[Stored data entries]
┌──

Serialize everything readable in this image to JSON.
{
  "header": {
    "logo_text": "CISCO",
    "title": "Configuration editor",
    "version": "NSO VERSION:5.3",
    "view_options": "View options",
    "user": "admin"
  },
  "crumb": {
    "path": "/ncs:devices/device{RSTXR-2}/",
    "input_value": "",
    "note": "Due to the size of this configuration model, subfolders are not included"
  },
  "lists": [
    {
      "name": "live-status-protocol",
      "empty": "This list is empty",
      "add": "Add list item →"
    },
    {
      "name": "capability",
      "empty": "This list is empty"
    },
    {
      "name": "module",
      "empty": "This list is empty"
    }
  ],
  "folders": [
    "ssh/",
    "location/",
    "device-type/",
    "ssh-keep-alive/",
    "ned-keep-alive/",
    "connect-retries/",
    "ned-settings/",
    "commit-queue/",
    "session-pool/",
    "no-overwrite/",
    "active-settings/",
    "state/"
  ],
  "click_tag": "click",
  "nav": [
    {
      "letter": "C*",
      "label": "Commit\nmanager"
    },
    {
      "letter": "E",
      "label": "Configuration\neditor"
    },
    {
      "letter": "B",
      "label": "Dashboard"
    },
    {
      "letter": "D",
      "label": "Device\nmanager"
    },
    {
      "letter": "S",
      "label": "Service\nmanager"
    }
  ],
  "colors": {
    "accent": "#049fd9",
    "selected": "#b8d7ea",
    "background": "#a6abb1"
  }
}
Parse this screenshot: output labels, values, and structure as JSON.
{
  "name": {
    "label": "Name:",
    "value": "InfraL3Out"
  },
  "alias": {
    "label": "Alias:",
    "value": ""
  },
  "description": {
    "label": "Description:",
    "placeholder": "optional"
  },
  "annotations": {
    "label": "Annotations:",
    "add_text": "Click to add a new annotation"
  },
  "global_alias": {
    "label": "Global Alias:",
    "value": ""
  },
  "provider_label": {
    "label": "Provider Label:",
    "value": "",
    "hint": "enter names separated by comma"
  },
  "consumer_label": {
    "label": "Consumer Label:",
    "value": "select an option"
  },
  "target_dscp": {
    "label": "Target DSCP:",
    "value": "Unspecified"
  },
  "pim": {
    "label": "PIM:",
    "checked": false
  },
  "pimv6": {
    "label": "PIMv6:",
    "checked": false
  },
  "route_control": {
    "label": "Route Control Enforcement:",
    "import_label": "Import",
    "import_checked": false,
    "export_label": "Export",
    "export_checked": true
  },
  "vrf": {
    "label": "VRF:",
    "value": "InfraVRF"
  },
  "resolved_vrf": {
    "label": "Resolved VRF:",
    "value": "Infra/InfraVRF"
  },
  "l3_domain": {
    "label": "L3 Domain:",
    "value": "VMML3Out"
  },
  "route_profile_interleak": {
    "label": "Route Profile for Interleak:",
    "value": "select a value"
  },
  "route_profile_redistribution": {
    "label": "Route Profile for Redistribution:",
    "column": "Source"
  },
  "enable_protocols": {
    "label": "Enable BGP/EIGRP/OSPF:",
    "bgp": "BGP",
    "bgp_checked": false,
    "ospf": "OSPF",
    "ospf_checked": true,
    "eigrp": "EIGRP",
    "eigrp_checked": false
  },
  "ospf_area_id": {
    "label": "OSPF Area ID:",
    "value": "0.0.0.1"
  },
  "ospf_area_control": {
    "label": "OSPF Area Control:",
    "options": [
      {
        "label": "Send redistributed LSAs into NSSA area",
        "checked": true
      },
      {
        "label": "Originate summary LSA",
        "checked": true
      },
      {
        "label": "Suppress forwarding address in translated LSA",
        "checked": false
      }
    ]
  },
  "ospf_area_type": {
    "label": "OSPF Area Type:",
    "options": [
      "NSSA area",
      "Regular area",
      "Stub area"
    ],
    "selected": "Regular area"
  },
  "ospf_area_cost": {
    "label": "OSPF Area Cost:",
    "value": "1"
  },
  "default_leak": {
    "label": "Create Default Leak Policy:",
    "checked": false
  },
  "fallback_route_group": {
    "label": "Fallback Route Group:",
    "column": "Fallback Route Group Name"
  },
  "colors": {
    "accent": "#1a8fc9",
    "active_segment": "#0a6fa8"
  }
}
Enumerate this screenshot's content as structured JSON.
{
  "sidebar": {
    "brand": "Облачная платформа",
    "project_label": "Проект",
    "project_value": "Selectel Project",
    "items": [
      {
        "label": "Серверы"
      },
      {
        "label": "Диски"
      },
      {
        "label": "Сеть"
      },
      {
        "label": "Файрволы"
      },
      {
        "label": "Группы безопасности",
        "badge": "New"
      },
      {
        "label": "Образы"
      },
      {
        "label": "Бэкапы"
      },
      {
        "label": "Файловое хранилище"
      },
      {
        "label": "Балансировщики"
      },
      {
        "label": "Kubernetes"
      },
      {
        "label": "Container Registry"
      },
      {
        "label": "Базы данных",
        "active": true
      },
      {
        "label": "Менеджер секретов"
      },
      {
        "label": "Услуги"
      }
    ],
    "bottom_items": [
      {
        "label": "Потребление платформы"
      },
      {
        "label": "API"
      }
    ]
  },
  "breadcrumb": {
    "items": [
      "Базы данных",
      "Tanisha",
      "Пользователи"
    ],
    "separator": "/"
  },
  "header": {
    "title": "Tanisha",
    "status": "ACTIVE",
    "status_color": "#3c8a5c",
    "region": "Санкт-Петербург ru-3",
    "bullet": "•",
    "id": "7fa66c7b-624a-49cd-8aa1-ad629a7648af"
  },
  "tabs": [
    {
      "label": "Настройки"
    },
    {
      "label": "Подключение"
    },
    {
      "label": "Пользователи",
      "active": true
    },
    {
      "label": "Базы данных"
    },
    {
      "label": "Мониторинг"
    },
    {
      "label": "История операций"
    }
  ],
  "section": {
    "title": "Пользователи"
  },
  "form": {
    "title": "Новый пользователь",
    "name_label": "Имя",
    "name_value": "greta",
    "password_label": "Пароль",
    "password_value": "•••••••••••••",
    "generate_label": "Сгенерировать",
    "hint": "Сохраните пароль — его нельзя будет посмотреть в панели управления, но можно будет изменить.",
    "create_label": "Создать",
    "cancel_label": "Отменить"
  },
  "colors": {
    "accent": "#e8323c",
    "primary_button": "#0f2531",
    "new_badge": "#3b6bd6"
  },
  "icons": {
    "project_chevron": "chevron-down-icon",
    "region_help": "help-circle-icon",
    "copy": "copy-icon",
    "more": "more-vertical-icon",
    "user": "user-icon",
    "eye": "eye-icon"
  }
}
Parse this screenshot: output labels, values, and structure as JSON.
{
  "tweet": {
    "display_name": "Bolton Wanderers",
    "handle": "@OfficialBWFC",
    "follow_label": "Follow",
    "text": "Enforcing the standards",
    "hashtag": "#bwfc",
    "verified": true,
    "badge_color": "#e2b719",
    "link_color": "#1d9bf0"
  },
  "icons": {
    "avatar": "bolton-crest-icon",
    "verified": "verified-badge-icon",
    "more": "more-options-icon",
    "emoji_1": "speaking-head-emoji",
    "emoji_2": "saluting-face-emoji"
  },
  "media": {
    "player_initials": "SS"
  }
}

└──

■ Stated exercise: Transcribe each entry precisely, missing none.

■ Task response:
Serialize everything readable in this image to JSON.
{
  "header": {
    "logo_text": "CISCO",
    "title": "Configuration editor",
    "version": "NSO VERSION:5.3",
    "view_options": "View options",
    "user": "admin"
  },
  "crumb": {
    "path": "/ncs:devices/device{RSTXR-2}/",
    "input_value": "",
    "note": "Due to the size of this configuration model, subfolders are not included"
  },
  "lists": [
    {
      "name": "live-status-protocol",
      "empty": "This list is empty",
      "add": "Add list item →"
    },
    {
      "name": "capability",
      "empty": "This list is empty"
    },
    {
      "name": "module",
      "empty": "This list is empty"
    }
  ],
  "folders": [
    "ssh/",
    "location/",
    "device-type/",
    "ssh-keep-alive/",
    "ned-keep-alive/",
    "connect-retries/",
    "ned-settings/",
    "commit-queue/",
    "session-pool/",
    "no-overwrite/",
    "active-settings/",
    "state/"
  ],
  "click_tag": "click",
  "nav": [
    {
      "letter": "C*",
      "label": "Commit\nmanager"
    },
    {
      "letter": "E",
      "label": "Configuration\neditor"
    },
    {
      "letter": "B",
      "label": "Dashboard"
    },
    {
      "letter": "D",
      "label": "Device\nmanager"
    },
    {
      "letter": "S",
      "label": "Service\nmanager"
    }
  ],
  "colors": {
    "accent": "#049fd9",
    "selected": "#b8d7ea",
    "background": "#a6abb1"
  }
}
Parse this screenshot: output labels, values, and structure as JSON.
{
  "name": {
    "label": "Name:",
    "value": "InfraL3Out"
  },
  "alias": {
    "label": "Alias:",
    "value": ""
  },
  "description": {
    "label": "Description:",
    "placeholder": "optional"
  },
  "annotations": {
    "label": "Annotations:",
    "add_text": "Click to add a new annotation"
  },
  "global_alias": {
    "label": "Global Alias:",
    "value": ""
  },
  "provider_label": {
    "label": "Provider Label:",
    "value": "",
    "hint": "enter names separated by comma"
  },
  "consumer_label": {
    "label": "Consumer Label:",
    "value": "select an option"
  },
  "target_dscp": {
    "label": "Target DSCP:",
    "value": "Unspecified"
  },
  "pim": {
    "label": "PIM:",
    "checked": false
  },
  "pimv6": {
    "label": "PIMv6:",
    "checked": false
  },
  "route_control": {
    "label": "Route Control Enforcement:",
    "import_label": "Import",
    "import_checked": false,
    "export_label": "Export",
    "export_checked": true
  },
  "vrf": {
    "label": "VRF:",
    "value": "InfraVRF"
  },
  "resolved_vrf": {
    "label": "Resolved VRF:",
    "value": "Infra/InfraVRF"
  },
  "l3_domain": {
    "label": "L3 Domain:",
    "value": "VMML3Out"
  },
  "route_profile_interleak": {
    "label": "Route Profile for Interleak:",
    "value": "select a value"
  },
  "route_profile_redistribution": {
    "label": "Route Profile for Redistribution:",
    "column": "Source"
  },
  "enable_protocols": {
    "label": "Enable BGP/EIGRP/OSPF:",
    "bgp": "BGP",
    "bgp_checked": false,
    "ospf": "OSPF",
    "ospf_checked": true,
    "eigrp": "EIGRP",
    "eigrp_checked": false
  },
  "ospf_area_id": {
    "label": "OSPF Area ID:",
    "value": "0.0.0.1"
  },
  "ospf_area_control": {
    "label": "OSPF Area Control:",
    "options": [
      {
        "label": "Send redistributed LSAs into NSSA area",
        "checked": true
      },
      {
        "label": "Originate summary LSA",
        "checked": true
      },
      {
        "label": "Suppress forwarding address in translated LSA",
        "checked": false
      }
    ]
  },
  "ospf_area_type": {
    "label": "OSPF Area Type:",
    "options": [
      "NSSA area",
      "Regular area",
      "Stub area"
    ],
    "selected": "Regular area"
  },
  "ospf_area_cost": {
    "label": "OSPF Area Cost:",
    "value": "1"
  },
  "default_leak": {
    "label": "Create Default Leak Policy:",
    "checked": false
  },
  "fallback_route_group": {
    "label": "Fallback Route Group:",
    "column": "Fallback Route Group Name"
  },
  "colors": {
    "accent": "#1a8fc9",
    "active_segment": "#0a6fa8"
  }
}
Enumerate this screenshot's content as structured JSON.
{
  "sidebar": {
    "brand": "Облачная платформа",
    "project_label": "Проект",
    "project_value": "Selectel Project",
    "items": [
      {
        "label": "Серверы"
      },
      {
        "label": "Диски"
      },
      {
        "label": "Сеть"
      },
      {
        "label": "Файрволы"
      },
      {
        "label": "Группы безопасности",
        "badge": "New"
      },
      {
        "label": "Образы"
      },
      {
        "label": "Бэкапы"
      },
      {
        "label": "Файловое хранилище"
      },
      {
        "label": "Балансировщики"
      },
      {
        "label": "Kubernetes"
      },
      {
        "label": "Container Registry"
      },
      {
        "label": "Базы данных",
        "active": true
      },
      {
        "label": "Менеджер секретов"
      },
      {
        "label": "Услуги"
      }
    ],
    "bottom_items": [
      {
        "label": "Потребление платформы"
      },
      {
        "label": "API"
      }
    ]
  },
  "breadcrumb": {
    "items": [
      "Базы данных",
      "Tanisha",
      "Пользователи"
    ],
    "separator": "/"
  },
  "header": {
    "title": "Tanisha",
    "status": "ACTIVE",
    "status_color": "#3c8a5c",
    "region": "Санкт-Петербург ru-3",
    "bullet": "•",
    "id": "7fa66c7b-624a-49cd-8aa1-ad629a7648af"
  },
  "tabs": [
    {
      "label": "Настройки"
    },
    {
      "label": "Подключение"
    },
    {
      "label": "Пользователи",
      "active": true
    },
    {
      "label": "Базы данных"
    },
    {
      "label": "Мониторинг"
    },
    {
      "label": "История операций"
    }
  ],
  "section": {
    "title": "Пользователи"
  },
  "form": {
    "title": "Новый пользователь",
    "name_label": "Имя",
    "name_value": "greta",
    "password_label": "Пароль",
    "password_value": "•••••••••••••",
    "generate_label": "Сгенерировать",
    "hint": "Сохраните пароль — его нельзя будет посмотреть в панели управления, но можно будет изменить.",
    "create_label": "Создать",
    "cancel_label": "Отменить"
  },
  "colors": {
    "accent": "#e8323c",
    "primary_button": "#0f2531",
    "new_badge": "#3b6bd6"
  },
  "icons": {
    "project_chevron": "chevron-down-icon",
    "region_help": "help-circle-icon",
    "copy": "copy-icon",
    "more": "more-vertical-icon",
    "user": "user-icon",
    "eye": "eye-icon"
  }
}
Parse this screenshot: output labels, values, and structure as JSON.
{
  "tweet": {
    "display_name": "Bolton Wanderers",
    "handle": "@OfficialBWFC",
    "follow_label": "Follow",
    "text": "Enforcing the standards",
    "hashtag": "#bwfc",
    "verified": true,
    "badge_color": "#e2b719",
    "link_color": "#1d9bf0"
  },
  "icons": {
    "avatar": "bolton-crest-icon",
    "verified": "verified-badge-icon",
    "more": "more-options-icon",
    "emoji_1": "speaking-head-emoji",
    "emoji_2": "saluting-face-emoji"
  },
  "media": {
    "player_initials": "SS"
  }
}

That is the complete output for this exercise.